*TASK DETAILS*
Wherever the string "network" appears in the records, return the line that holds it.

*THE DATA*
::::::::

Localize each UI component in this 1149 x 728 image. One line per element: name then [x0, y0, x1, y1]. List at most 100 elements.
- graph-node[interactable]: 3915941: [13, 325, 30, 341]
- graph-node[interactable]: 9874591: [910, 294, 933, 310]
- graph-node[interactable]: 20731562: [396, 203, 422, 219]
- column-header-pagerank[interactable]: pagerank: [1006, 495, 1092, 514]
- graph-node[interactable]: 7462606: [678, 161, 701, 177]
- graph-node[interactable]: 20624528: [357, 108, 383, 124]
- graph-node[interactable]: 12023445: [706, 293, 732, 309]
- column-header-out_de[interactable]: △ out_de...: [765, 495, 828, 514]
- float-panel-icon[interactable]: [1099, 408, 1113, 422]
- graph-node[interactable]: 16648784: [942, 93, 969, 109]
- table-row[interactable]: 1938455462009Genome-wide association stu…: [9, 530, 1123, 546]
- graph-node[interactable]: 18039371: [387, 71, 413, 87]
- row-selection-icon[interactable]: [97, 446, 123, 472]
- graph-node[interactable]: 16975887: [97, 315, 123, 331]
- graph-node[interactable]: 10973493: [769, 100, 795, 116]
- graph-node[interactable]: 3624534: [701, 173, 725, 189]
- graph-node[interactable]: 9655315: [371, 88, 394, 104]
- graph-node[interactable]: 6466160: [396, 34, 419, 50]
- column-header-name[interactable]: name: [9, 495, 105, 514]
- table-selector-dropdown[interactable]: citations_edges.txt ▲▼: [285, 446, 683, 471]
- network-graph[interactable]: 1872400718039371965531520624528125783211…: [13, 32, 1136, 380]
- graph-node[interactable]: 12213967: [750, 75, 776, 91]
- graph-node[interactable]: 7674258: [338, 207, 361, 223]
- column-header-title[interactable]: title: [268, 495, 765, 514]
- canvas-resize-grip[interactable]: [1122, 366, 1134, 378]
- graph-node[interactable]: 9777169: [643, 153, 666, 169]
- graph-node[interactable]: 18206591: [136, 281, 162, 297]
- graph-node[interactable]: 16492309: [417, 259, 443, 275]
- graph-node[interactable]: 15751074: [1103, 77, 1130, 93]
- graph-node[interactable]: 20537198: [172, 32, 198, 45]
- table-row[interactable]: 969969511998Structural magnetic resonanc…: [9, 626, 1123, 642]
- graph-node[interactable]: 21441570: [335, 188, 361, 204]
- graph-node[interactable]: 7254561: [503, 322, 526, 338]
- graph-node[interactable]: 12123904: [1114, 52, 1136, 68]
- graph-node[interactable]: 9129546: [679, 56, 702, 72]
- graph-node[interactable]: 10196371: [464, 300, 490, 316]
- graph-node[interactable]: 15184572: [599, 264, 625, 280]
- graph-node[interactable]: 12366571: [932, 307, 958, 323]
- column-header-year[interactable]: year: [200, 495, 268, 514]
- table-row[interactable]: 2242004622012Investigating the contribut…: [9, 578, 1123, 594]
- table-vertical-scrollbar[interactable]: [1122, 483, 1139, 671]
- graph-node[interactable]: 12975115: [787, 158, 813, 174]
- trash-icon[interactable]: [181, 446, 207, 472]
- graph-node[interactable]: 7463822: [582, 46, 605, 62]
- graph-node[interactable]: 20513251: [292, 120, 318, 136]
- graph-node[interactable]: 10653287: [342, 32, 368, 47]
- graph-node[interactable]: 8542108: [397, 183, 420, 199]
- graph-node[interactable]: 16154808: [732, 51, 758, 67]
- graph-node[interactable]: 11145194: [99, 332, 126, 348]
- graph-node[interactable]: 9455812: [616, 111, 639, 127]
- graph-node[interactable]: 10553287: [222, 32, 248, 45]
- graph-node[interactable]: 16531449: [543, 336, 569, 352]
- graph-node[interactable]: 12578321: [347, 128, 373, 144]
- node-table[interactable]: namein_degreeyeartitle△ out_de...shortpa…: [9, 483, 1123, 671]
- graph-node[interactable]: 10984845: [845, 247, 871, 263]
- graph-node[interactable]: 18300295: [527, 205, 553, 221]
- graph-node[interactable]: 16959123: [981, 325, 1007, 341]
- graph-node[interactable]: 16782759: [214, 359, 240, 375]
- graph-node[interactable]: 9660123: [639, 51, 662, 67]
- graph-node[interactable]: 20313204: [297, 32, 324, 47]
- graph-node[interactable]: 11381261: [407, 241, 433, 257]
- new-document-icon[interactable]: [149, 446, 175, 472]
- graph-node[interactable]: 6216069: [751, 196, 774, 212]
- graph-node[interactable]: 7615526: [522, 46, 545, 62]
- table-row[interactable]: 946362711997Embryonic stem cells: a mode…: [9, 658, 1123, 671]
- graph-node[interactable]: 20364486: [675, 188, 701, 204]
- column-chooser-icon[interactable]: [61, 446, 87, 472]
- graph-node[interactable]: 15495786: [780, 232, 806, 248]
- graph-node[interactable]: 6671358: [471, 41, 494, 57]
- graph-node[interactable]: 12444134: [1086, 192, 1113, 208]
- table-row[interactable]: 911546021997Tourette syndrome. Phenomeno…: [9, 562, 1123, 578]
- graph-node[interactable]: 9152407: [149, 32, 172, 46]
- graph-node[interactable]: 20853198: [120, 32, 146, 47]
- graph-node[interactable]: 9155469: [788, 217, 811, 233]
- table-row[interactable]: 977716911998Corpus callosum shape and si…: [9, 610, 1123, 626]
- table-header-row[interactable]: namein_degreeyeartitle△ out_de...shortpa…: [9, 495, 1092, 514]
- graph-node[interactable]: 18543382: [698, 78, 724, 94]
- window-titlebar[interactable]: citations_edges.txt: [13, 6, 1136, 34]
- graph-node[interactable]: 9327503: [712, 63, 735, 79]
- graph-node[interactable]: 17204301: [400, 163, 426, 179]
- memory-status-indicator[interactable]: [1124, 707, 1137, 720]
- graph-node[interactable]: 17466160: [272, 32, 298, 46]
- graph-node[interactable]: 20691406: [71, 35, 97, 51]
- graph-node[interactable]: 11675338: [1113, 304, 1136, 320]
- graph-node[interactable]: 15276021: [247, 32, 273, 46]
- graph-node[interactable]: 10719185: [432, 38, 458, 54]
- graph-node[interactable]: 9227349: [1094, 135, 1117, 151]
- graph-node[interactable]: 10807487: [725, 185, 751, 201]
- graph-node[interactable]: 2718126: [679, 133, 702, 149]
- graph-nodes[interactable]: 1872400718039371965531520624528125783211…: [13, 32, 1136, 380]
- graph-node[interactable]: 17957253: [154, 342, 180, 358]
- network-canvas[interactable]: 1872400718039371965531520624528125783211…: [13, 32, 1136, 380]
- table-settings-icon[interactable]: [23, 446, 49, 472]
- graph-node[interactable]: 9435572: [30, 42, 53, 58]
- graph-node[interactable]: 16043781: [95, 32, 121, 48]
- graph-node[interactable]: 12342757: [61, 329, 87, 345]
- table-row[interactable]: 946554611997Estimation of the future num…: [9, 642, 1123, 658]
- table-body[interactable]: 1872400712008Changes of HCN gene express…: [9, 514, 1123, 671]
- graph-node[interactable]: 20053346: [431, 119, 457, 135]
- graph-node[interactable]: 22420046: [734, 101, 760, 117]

::::::::

*RESPONSE AREA*
- network-graph[interactable]: 1872400718039371965531520624528125783211…: [13, 32, 1136, 380]
- network-canvas[interactable]: 1872400718039371965531520624528125783211…: [13, 32, 1136, 380]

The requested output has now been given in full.